# SUPPLIED MATERIAL start

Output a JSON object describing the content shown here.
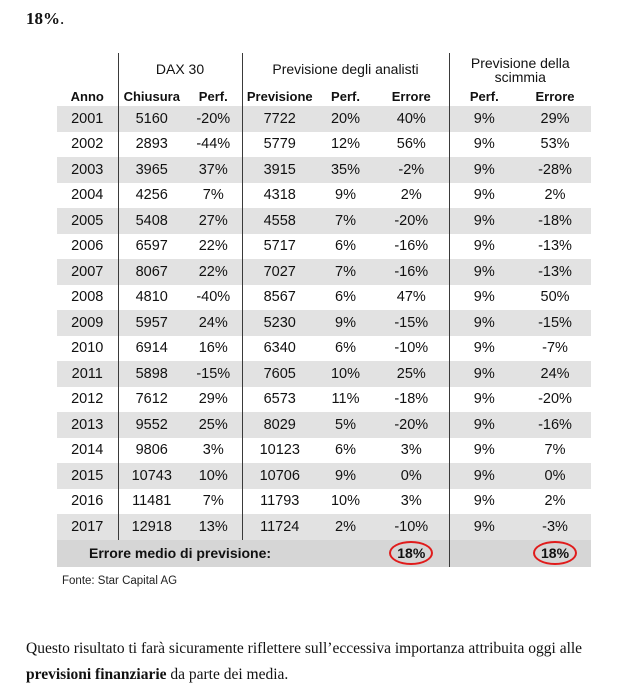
{
  "intro": {
    "bold_value": "18%",
    "period": "."
  },
  "table": {
    "groups": {
      "dax": "DAX 30",
      "analysts": "Previsione degli analisti",
      "monkey": "Previsione della scimmia"
    },
    "columns": [
      "Anno",
      "Chiusura",
      "Perf.",
      "Previsione",
      "Perf.",
      "Errore",
      "Perf.",
      "Errore"
    ],
    "rows": [
      [
        "2001",
        "5160",
        "-20%",
        "7722",
        "20%",
        "40%",
        "9%",
        "29%"
      ],
      [
        "2002",
        "2893",
        "-44%",
        "5779",
        "12%",
        "56%",
        "9%",
        "53%"
      ],
      [
        "2003",
        "3965",
        "37%",
        "3915",
        "35%",
        "-2%",
        "9%",
        "-28%"
      ],
      [
        "2004",
        "4256",
        "7%",
        "4318",
        "9%",
        "2%",
        "9%",
        "2%"
      ],
      [
        "2005",
        "5408",
        "27%",
        "4558",
        "7%",
        "-20%",
        "9%",
        "-18%"
      ],
      [
        "2006",
        "6597",
        "22%",
        "5717",
        "6%",
        "-16%",
        "9%",
        "-13%"
      ],
      [
        "2007",
        "8067",
        "22%",
        "7027",
        "7%",
        "-16%",
        "9%",
        "-13%"
      ],
      [
        "2008",
        "4810",
        "-40%",
        "8567",
        "6%",
        "47%",
        "9%",
        "50%"
      ],
      [
        "2009",
        "5957",
        "24%",
        "5230",
        "9%",
        "-15%",
        "9%",
        "-15%"
      ],
      [
        "2010",
        "6914",
        "16%",
        "6340",
        "6%",
        "-10%",
        "9%",
        "-7%"
      ],
      [
        "2011",
        "5898",
        "-15%",
        "7605",
        "10%",
        "25%",
        "9%",
        "24%"
      ],
      [
        "2012",
        "7612",
        "29%",
        "6573",
        "11%",
        "-18%",
        "9%",
        "-20%"
      ],
      [
        "2013",
        "9552",
        "25%",
        "8029",
        "5%",
        "-20%",
        "9%",
        "-16%"
      ],
      [
        "2014",
        "9806",
        "3%",
        "10123",
        "6%",
        "3%",
        "9%",
        "7%"
      ],
      [
        "2015",
        "10743",
        "10%",
        "10706",
        "9%",
        "0%",
        "9%",
        "0%"
      ],
      [
        "2016",
        "11481",
        "7%",
        "11793",
        "10%",
        "3%",
        "9%",
        "2%"
      ],
      [
        "2017",
        "12918",
        "13%",
        "11724",
        "2%",
        "-10%",
        "9%",
        "-3%"
      ]
    ],
    "footer": {
      "label": "Errore medio di previsione:",
      "analysts_error": "18%",
      "monkey_error": "18%"
    },
    "highlight_color": "#e01b1b"
  },
  "source": "Fonte: Star Capital AG",
  "paragraph": {
    "text_before": "Questo risultato ti farà sicuramente riflettere sull’eccessiva importanza attribuita oggi alle ",
    "bold_text": "previsioni finanziarie",
    "text_after": " da parte dei media."
  }
}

# SUPPLIED MATERIAL end

• [STATED GOAL]: Give only the number of lines in the data that hold the string "Errore".

• [OUTPUT FOR THIS TASK]: 3